### To do
Check every line of the data below for the string "ylabel", and copy the ones that hold it.
:: Exercise materials
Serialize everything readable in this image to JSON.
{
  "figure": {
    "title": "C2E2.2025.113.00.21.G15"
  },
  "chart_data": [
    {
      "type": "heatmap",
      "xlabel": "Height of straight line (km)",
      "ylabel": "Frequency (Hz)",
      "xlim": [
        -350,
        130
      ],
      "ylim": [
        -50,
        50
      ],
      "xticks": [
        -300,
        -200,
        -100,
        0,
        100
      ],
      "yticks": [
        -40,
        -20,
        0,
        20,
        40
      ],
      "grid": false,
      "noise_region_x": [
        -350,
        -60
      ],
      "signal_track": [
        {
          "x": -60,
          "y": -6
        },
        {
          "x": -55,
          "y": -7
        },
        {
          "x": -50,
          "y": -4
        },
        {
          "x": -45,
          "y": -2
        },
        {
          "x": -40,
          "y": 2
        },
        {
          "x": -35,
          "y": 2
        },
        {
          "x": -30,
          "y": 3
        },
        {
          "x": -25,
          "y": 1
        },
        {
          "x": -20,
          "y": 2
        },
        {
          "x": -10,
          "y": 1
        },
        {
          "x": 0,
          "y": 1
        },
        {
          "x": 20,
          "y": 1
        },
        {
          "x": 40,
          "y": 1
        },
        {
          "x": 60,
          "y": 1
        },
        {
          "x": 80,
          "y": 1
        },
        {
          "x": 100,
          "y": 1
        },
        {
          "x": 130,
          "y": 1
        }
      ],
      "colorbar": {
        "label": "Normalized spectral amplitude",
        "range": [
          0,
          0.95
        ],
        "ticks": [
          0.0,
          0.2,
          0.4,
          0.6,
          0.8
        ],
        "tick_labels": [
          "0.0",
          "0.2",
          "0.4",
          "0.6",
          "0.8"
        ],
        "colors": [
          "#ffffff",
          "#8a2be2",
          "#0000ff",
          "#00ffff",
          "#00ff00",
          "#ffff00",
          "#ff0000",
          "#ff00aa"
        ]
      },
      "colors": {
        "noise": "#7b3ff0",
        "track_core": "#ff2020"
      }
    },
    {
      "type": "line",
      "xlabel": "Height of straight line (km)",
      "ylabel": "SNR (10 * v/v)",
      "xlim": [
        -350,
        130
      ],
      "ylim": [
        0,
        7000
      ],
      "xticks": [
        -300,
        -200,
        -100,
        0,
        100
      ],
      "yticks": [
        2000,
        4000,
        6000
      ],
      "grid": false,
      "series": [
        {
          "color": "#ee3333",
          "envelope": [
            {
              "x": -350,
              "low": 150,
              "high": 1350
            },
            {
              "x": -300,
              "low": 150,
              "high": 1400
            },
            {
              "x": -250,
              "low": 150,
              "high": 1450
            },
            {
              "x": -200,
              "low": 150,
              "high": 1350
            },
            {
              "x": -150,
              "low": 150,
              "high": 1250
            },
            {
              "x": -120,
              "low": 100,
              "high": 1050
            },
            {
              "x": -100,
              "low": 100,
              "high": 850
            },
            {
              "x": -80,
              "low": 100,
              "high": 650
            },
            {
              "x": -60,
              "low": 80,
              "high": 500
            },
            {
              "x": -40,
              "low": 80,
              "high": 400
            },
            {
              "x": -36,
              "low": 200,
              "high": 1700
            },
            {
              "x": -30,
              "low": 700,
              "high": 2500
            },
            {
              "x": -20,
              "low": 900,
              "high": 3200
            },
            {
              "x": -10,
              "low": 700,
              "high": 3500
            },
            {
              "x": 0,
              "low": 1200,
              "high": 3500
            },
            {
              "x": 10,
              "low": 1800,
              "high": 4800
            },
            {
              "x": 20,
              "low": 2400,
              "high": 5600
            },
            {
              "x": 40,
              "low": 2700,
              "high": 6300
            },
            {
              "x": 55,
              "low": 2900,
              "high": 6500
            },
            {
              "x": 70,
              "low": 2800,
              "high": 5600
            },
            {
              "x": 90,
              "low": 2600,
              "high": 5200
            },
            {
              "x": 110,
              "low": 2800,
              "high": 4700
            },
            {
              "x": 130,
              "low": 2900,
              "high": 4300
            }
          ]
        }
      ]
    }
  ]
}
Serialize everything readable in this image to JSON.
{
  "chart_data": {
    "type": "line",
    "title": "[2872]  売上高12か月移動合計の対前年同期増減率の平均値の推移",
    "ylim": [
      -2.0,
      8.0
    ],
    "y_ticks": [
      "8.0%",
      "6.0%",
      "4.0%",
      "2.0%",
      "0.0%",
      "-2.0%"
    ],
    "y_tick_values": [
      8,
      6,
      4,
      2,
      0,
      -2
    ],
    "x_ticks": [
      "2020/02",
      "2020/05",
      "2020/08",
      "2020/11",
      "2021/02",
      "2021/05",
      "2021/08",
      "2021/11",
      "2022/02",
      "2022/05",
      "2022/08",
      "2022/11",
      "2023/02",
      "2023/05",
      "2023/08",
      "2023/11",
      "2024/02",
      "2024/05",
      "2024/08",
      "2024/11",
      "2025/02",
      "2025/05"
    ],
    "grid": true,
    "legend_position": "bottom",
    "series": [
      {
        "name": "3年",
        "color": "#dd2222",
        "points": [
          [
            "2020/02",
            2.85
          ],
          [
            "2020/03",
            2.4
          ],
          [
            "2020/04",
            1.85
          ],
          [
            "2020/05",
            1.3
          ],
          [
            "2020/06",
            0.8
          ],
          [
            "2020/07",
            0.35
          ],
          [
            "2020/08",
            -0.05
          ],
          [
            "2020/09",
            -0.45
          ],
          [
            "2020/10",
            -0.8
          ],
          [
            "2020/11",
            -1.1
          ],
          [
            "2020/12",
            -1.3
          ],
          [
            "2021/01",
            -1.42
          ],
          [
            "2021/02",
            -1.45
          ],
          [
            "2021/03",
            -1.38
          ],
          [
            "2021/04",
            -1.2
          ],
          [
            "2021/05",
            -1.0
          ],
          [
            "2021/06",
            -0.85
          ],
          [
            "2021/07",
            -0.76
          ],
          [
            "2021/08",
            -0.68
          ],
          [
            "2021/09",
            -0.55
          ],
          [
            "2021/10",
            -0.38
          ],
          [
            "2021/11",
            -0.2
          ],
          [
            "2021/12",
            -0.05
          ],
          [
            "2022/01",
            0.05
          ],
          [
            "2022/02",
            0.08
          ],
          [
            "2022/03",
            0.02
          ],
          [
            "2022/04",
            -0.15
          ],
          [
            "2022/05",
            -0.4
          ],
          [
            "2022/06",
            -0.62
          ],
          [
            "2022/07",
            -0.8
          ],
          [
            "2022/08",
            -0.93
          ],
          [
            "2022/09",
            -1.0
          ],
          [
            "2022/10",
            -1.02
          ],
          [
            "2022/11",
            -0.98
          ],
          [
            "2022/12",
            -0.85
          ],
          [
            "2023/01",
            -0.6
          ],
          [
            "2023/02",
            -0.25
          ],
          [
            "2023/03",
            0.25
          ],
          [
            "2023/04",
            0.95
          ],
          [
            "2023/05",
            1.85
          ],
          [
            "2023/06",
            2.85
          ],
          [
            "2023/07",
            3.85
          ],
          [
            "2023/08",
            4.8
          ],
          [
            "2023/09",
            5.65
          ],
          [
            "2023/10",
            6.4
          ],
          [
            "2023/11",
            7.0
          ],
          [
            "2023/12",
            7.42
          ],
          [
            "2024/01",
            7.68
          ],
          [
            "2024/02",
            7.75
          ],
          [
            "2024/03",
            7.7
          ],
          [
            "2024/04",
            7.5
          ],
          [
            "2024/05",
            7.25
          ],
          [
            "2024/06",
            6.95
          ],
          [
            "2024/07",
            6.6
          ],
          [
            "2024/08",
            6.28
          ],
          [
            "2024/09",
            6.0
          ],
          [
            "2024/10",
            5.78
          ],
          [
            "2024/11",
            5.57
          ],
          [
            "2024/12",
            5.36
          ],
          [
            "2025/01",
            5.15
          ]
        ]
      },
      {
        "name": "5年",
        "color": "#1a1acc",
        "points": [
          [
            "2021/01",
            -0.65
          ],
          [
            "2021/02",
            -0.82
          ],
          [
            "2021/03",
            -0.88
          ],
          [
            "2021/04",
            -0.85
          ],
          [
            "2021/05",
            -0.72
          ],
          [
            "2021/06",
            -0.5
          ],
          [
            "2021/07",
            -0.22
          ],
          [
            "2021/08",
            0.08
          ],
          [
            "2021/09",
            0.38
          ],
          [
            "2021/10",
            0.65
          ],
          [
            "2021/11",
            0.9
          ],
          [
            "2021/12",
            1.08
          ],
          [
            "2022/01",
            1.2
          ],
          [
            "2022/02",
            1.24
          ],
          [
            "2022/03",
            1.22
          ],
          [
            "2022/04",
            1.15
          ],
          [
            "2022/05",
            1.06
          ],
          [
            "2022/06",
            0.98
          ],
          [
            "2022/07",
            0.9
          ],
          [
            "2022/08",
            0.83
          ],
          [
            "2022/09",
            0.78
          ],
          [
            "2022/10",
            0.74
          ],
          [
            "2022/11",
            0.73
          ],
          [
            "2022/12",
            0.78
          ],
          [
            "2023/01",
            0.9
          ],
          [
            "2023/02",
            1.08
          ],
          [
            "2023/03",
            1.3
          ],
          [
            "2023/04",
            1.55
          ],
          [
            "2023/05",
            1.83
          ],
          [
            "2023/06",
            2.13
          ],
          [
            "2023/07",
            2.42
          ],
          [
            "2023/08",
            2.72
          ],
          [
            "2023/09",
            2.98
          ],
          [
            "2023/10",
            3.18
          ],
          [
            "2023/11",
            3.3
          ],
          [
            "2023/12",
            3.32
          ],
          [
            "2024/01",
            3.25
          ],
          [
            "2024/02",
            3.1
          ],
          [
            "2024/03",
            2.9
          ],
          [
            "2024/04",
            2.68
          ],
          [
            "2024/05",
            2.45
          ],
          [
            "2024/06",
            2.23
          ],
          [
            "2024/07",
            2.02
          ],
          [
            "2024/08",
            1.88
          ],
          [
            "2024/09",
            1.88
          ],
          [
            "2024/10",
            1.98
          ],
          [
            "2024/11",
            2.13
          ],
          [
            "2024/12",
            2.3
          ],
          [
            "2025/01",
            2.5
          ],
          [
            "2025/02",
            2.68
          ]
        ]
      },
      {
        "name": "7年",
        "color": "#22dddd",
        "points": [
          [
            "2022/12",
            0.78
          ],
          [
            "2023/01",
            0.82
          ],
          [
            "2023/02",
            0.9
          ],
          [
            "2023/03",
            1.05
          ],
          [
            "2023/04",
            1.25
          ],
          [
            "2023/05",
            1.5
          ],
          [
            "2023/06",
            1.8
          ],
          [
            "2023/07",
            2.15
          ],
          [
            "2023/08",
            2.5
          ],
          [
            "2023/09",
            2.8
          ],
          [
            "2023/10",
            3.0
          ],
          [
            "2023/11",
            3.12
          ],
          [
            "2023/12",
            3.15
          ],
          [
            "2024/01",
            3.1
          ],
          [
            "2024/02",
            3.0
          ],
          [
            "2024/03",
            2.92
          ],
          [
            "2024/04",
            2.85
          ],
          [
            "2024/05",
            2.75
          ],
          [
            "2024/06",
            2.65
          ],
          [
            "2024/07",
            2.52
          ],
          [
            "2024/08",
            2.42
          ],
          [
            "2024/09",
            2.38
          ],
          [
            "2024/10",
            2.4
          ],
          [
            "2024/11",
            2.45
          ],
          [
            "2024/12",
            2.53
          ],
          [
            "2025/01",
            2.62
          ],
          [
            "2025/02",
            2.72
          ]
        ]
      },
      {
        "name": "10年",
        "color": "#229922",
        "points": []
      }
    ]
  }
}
::::
### Response to the exercise
      "ylabel": "Frequency (Hz)",
      "ylabel": "SNR (10 * v/v)",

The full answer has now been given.